**What you should do**:
Output the entries verbatim, including every line.

[Data entries]
---*---
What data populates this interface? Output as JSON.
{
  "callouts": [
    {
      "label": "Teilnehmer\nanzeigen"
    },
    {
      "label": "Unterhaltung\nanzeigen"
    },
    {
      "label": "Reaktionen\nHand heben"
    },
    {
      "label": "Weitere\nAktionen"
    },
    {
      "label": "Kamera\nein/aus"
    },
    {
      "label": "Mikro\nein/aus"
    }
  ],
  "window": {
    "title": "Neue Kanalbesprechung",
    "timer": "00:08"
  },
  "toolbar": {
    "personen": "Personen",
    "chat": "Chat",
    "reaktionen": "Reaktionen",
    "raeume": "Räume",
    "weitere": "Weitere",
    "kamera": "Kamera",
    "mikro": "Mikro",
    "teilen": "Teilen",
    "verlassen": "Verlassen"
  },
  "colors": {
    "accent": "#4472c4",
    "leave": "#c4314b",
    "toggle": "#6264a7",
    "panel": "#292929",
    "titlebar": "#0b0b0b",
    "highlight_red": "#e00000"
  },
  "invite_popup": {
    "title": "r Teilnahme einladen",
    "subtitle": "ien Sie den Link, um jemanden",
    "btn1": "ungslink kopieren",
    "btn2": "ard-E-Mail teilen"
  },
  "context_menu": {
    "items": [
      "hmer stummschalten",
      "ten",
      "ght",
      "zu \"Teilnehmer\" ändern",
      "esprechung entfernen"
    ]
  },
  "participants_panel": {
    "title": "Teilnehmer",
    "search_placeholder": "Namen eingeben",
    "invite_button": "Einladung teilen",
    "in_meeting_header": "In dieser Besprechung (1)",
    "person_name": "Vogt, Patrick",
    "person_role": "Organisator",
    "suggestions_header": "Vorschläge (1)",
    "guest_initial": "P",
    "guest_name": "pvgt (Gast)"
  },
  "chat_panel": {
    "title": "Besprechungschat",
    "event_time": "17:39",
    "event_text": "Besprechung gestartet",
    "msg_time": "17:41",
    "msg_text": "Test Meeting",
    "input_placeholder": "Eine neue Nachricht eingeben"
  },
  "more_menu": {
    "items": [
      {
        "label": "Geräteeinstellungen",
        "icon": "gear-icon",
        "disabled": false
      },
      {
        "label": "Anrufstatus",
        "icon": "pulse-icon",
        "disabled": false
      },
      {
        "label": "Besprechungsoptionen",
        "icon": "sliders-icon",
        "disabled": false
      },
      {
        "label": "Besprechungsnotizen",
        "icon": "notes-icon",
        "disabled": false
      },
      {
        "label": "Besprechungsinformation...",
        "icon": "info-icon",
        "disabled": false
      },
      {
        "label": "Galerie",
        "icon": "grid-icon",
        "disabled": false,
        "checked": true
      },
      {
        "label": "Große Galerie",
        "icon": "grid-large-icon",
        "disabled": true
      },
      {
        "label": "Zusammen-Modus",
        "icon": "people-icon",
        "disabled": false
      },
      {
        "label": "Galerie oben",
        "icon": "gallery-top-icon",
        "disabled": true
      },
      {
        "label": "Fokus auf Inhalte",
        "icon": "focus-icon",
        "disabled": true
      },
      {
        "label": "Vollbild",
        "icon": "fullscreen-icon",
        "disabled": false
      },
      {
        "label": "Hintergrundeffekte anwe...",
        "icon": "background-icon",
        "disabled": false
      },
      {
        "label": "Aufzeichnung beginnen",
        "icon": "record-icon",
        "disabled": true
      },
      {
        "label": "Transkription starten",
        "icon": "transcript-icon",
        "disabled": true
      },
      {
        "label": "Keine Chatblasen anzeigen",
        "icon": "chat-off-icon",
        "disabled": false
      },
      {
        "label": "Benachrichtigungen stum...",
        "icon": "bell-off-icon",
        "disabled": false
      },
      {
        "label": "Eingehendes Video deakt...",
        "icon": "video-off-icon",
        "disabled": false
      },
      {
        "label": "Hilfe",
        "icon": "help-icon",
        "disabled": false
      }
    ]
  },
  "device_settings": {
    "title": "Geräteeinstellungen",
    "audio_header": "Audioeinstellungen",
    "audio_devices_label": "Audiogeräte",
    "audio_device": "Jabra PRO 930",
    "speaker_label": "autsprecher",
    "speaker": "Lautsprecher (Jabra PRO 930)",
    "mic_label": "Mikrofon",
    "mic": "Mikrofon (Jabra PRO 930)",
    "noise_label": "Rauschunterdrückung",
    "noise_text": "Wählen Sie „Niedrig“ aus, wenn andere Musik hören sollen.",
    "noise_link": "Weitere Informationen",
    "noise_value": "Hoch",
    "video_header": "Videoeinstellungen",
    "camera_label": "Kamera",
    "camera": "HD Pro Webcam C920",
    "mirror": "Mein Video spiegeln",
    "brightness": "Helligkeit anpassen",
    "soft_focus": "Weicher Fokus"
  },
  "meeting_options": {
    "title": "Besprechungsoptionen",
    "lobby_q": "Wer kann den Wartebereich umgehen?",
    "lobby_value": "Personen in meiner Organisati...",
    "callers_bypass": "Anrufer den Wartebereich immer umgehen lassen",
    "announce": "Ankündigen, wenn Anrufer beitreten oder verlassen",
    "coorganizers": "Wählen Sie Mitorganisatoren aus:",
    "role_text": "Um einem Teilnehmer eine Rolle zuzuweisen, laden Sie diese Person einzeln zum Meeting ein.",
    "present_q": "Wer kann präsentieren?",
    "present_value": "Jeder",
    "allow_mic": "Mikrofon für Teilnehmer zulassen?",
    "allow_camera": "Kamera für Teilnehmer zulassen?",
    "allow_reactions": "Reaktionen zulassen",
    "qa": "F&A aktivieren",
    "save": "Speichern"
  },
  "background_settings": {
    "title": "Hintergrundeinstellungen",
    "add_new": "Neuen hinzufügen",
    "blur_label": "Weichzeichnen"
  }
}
---*---
**Task answer**:
What data populates this interface? Output as JSON.
{
  "callouts": [
    {
      "label": "Teilnehmer\nanzeigen"
    },
    {
      "label": "Unterhaltung\nanzeigen"
    },
    {
      "label": "Reaktionen\nHand heben"
    },
    {
      "label": "Weitere\nAktionen"
    },
    {
      "label": "Kamera\nein/aus"
    },
    {
      "label": "Mikro\nein/aus"
    }
  ],
  "window": {
    "title": "Neue Kanalbesprechung",
    "timer": "00:08"
  },
  "toolbar": {
    "personen": "Personen",
    "chat": "Chat",
    "reaktionen": "Reaktionen",
    "raeume": "Räume",
    "weitere": "Weitere",
    "kamera": "Kamera",
    "mikro": "Mikro",
    "teilen": "Teilen",
    "verlassen": "Verlassen"
  },
  "colors": {
    "accent": "#4472c4",
    "leave": "#c4314b",
    "toggle": "#6264a7",
    "panel": "#292929",
    "titlebar": "#0b0b0b",
    "highlight_red": "#e00000"
  },
  "invite_popup": {
    "title": "r Teilnahme einladen",
    "subtitle": "ien Sie den Link, um jemanden",
    "btn1": "ungslink kopieren",
    "btn2": "ard-E-Mail teilen"
  },
  "context_menu": {
    "items": [
      "hmer stummschalten",
      "ten",
      "ght",
      "zu \"Teilnehmer\" ändern",
      "esprechung entfernen"
    ]
  },
  "participants_panel": {
    "title": "Teilnehmer",
    "search_placeholder": "Namen eingeben",
    "invite_button": "Einladung teilen",
    "in_meeting_header": "In dieser Besprechung (1)",
    "person_name": "Vogt, Patrick",
    "person_role": "Organisator",
    "suggestions_header": "Vorschläge (1)",
    "guest_initial": "P",
    "guest_name": "pvgt (Gast)"
  },
  "chat_panel": {
    "title": "Besprechungschat",
    "event_time": "17:39",
    "event_text": "Besprechung gestartet",
    "msg_time": "17:41",
    "msg_text": "Test Meeting",
    "input_placeholder": "Eine neue Nachricht eingeben"
  },
  "more_menu": {
    "items": [
      {
        "label": "Geräteeinstellungen",
        "icon": "gear-icon",
        "disabled": false
      },
      {
        "label": "Anrufstatus",
        "icon": "pulse-icon",
        "disabled": false
      },
      {
        "label": "Besprechungsoptionen",
        "icon": "sliders-icon",
        "disabled": false
      },
      {
        "label": "Besprechungsnotizen",
        "icon": "notes-icon",
        "disabled": false
      },
      {
        "label": "Besprechungsinformation...",
        "icon": "info-icon",
        "disabled": false
      },
      {
        "label": "Galerie",
        "icon": "grid-icon",
        "disabled": false,
        "checked": true
      },
      {
        "label": "Große Galerie",
        "icon": "grid-large-icon",
        "disabled": true
      },
      {
        "label": "Zusammen-Modus",
        "icon": "people-icon",
        "disabled": false
      },
      {
        "label": "Galerie oben",
        "icon": "gallery-top-icon",
        "disabled": true
      },
      {
        "label": "Fokus auf Inhalte",
        "icon": "focus-icon",
        "disabled": true
      },
      {
        "label": "Vollbild",
        "icon": "fullscreen-icon",
        "disabled": false
      },
      {
        "label": "Hintergrundeffekte anwe...",
        "icon": "background-icon",
        "disabled": false
      },
      {
        "label": "Aufzeichnung beginnen",
        "icon": "record-icon",
        "disabled": true
      },
      {
        "label": "Transkription starten",
        "icon": "transcript-icon",
        "disabled": true
      },
      {
        "label": "Keine Chatblasen anzeigen",
        "icon": "chat-off-icon",
        "disabled": false
      },
      {
        "label": "Benachrichtigungen stum...",
        "icon": "bell-off-icon",
        "disabled": false
      },
      {
        "label": "Eingehendes Video deakt...",
        "icon": "video-off-icon",
        "disabled": false
      },
      {
        "label": "Hilfe",
        "icon": "help-icon",
        "disabled": false
      }
    ]
  },
  "device_settings": {
    "title": "Geräteeinstellungen",
    "audio_header": "Audioeinstellungen",
    "audio_devices_label": "Audiogeräte",
    "audio_device": "Jabra PRO 930",
    "speaker_label": "autsprecher",
    "speaker": "Lautsprecher (Jabra PRO 930)",
    "mic_label": "Mikrofon",
    "mic": "Mikrofon (Jabra PRO 930)",
    "noise_label": "Rauschunterdrückung",
    "noise_text": "Wählen Sie „Niedrig“ aus, wenn andere Musik hören sollen.",
    "noise_link": "Weitere Informationen",
    "noise_value": "Hoch",
    "video_header": "Videoeinstellungen",
    "camera_label": "Kamera",
    "camera": "HD Pro Webcam C920",
    "mirror": "Mein Video spiegeln",
    "brightness": "Helligkeit anpassen",
    "soft_focus": "Weicher Fokus"
  },
  "meeting_options": {
    "title": "Besprechungsoptionen",
    "lobby_q": "Wer kann den Wartebereich umgehen?",
    "lobby_value": "Personen in meiner Organisati...",
    "callers_bypass": "Anrufer den Wartebereich immer umgehen lassen",
    "announce": "Ankündigen, wenn Anrufer beitreten oder verlassen",
    "coorganizers": "Wählen Sie Mitorganisatoren aus:",
    "role_text": "Um einem Teilnehmer eine Rolle zuzuweisen, laden Sie diese Person einzeln zum Meeting ein.",
    "present_q": "Wer kann präsentieren?",
    "present_value": "Jeder",
    "allow_mic": "Mikrofon für Teilnehmer zulassen?",
    "allow_camera": "Kamera für Teilnehmer zulassen?",
    "allow_reactions": "Reaktionen zulassen",
    "qa": "F&A aktivieren",
    "save": "Speichern"
  },
  "background_settings": {
    "title": "Hintergrundeinstellungen",
    "add_new": "Neuen hinzufügen",
    "blur_label": "Weichzeichnen"
  }
}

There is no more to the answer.